▸ **Required work**
List each line holding the string "trace".

▸ **Data to use**

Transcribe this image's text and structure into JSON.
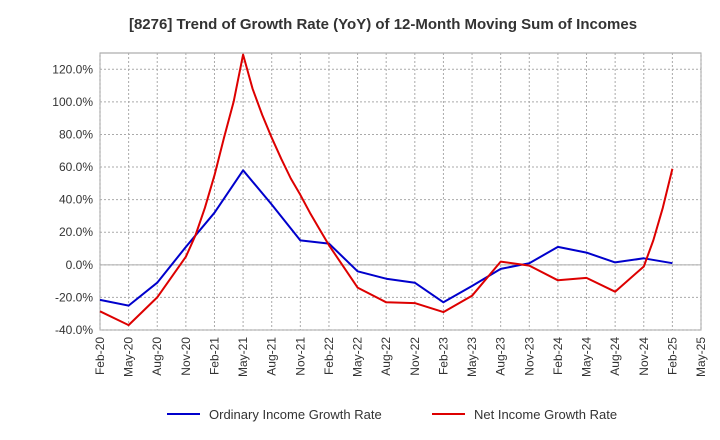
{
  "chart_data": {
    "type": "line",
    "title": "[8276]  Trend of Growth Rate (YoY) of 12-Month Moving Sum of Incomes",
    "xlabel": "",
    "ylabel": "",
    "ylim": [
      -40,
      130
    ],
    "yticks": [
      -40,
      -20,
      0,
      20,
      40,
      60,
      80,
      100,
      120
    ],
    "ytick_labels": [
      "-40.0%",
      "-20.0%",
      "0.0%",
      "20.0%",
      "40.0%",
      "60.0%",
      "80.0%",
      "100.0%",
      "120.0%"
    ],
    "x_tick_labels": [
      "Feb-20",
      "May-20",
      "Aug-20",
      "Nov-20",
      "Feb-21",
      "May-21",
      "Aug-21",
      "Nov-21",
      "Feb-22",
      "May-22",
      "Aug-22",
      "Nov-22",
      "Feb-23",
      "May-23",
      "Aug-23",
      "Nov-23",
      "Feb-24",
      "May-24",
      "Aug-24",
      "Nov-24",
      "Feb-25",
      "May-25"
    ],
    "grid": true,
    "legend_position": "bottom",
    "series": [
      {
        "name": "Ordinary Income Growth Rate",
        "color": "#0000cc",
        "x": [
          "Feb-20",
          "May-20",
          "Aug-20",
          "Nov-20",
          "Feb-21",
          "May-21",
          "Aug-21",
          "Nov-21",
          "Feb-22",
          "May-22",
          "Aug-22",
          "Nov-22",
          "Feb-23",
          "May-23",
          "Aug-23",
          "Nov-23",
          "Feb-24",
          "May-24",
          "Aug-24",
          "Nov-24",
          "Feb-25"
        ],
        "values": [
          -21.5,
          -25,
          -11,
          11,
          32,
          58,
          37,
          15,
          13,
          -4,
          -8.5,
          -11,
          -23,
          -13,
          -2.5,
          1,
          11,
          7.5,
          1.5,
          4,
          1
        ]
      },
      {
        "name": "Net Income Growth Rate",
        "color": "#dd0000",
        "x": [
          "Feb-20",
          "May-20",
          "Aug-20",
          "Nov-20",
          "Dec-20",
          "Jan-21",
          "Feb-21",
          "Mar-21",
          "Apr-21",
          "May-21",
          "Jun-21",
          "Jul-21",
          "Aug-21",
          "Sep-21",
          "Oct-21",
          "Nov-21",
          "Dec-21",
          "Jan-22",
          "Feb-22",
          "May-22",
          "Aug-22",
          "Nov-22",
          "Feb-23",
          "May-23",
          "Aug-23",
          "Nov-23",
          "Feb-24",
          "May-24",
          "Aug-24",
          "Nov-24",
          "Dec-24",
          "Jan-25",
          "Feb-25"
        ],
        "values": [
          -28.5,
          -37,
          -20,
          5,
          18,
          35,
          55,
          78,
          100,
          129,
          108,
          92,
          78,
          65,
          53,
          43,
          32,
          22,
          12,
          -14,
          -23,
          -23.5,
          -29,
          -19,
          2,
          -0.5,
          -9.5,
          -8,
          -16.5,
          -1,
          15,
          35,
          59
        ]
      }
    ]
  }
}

...

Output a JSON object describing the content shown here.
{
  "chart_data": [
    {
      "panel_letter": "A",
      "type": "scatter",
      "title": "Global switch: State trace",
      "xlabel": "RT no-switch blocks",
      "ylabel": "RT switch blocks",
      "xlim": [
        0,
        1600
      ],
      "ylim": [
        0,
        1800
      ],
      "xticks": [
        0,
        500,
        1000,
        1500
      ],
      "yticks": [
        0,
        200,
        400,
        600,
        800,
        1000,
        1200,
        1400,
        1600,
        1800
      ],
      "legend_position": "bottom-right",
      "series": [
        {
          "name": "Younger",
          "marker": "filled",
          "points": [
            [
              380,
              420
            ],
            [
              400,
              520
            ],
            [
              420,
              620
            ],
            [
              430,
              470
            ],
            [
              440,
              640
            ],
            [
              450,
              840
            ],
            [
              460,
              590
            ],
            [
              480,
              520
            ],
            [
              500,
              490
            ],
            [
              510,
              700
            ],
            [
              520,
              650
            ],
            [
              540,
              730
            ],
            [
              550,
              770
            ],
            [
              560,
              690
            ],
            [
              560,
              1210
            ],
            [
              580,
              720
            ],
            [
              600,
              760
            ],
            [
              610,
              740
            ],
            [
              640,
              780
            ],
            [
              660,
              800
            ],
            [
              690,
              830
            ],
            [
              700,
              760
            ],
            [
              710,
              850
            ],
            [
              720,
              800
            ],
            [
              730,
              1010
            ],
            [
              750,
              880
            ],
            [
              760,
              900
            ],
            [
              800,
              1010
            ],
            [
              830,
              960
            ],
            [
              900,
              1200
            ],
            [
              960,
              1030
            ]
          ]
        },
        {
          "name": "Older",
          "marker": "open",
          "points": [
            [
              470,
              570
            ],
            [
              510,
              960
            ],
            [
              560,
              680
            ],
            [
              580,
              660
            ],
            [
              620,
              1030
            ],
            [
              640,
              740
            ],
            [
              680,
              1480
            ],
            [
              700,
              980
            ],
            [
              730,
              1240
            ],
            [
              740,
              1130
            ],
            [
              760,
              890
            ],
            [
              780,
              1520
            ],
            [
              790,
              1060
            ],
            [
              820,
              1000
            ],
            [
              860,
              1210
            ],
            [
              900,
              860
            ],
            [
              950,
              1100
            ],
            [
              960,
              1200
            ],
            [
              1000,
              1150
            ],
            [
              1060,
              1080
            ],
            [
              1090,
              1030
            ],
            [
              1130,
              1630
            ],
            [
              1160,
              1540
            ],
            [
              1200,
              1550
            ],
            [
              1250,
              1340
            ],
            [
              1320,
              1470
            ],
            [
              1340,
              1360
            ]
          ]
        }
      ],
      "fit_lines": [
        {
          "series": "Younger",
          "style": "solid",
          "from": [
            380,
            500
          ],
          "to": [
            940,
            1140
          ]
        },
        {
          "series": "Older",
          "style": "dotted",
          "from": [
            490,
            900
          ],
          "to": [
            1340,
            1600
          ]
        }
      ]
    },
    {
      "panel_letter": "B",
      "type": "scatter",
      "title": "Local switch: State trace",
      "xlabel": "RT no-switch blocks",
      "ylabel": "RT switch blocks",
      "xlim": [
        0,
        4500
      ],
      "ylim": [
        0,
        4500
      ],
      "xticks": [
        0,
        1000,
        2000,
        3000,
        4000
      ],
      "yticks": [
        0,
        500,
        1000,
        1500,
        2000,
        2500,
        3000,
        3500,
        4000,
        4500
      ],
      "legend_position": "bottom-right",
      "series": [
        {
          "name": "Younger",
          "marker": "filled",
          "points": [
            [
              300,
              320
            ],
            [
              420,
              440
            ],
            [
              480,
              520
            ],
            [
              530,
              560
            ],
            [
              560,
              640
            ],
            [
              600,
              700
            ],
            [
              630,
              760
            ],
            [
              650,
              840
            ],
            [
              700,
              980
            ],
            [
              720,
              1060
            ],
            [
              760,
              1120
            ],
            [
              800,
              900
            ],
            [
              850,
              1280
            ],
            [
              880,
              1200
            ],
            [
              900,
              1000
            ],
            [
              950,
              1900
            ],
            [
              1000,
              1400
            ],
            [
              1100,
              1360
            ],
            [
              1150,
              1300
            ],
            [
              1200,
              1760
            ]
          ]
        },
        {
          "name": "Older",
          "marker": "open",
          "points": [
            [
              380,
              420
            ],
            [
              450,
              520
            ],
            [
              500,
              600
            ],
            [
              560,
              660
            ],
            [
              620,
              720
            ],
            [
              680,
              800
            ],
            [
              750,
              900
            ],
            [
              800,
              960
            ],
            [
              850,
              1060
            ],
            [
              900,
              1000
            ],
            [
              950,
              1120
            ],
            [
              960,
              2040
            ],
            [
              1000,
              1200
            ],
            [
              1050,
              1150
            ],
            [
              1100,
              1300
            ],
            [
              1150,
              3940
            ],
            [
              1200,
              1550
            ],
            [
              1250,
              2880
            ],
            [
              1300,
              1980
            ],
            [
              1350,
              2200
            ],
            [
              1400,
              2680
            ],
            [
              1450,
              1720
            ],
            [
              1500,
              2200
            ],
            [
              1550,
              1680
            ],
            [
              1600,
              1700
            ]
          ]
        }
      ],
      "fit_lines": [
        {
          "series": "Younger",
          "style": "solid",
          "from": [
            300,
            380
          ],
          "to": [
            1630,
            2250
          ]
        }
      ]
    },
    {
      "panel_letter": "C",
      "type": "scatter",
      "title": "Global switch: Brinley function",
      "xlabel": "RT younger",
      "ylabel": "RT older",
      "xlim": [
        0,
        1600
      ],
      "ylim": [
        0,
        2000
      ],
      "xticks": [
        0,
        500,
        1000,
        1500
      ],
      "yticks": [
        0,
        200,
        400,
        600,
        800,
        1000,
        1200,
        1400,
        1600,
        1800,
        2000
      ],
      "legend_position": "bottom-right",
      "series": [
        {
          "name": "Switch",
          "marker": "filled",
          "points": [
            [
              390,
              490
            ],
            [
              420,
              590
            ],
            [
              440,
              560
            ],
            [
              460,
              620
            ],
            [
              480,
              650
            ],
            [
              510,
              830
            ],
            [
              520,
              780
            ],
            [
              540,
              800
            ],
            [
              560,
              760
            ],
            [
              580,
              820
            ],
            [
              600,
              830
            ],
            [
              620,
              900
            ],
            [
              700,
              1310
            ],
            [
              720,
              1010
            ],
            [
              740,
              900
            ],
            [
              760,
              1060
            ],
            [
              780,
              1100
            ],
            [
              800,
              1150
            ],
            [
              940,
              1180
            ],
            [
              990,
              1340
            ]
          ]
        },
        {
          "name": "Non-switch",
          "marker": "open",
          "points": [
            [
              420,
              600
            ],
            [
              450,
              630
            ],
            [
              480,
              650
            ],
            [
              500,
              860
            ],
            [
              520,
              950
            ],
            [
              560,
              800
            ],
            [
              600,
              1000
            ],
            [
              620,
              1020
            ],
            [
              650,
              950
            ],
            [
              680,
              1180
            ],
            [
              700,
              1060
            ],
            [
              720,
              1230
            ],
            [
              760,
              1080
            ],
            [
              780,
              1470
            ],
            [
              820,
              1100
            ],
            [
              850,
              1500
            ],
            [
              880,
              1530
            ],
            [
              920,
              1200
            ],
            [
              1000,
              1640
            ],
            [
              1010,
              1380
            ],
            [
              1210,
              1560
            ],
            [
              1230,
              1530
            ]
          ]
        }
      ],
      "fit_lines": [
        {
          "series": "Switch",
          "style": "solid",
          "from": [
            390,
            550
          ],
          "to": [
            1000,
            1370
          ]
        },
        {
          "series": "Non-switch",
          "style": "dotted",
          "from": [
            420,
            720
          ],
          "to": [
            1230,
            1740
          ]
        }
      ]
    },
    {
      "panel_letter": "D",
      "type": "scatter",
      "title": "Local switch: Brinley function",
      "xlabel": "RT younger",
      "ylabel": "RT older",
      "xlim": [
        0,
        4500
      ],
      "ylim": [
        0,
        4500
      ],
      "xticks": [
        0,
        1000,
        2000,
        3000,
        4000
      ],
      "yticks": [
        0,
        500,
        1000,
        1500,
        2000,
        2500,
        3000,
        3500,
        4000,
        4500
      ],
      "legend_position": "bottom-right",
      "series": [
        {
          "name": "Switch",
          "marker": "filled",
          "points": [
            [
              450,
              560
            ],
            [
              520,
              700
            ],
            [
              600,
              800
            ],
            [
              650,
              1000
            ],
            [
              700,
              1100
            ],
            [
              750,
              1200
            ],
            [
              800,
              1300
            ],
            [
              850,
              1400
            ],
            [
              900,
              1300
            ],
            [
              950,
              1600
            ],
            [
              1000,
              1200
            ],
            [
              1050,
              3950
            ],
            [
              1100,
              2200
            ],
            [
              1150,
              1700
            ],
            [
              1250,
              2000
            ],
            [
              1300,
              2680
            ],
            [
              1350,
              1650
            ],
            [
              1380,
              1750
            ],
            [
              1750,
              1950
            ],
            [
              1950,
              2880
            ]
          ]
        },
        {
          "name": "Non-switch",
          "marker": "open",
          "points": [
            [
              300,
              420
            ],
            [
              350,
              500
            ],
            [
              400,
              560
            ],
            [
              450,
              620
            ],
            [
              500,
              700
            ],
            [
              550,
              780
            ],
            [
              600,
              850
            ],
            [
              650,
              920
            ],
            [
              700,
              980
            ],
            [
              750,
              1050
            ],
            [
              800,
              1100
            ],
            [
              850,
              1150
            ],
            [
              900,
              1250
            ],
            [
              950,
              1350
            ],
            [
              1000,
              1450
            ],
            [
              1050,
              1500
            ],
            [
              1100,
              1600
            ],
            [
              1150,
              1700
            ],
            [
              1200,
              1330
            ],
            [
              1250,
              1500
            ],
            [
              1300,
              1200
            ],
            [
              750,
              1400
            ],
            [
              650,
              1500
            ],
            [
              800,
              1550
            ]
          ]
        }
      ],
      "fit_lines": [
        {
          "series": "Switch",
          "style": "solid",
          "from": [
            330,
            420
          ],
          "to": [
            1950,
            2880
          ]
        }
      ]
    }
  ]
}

▸ **The result**
      "title": "Global switch: State trace",
      "title": "Local switch: State trace",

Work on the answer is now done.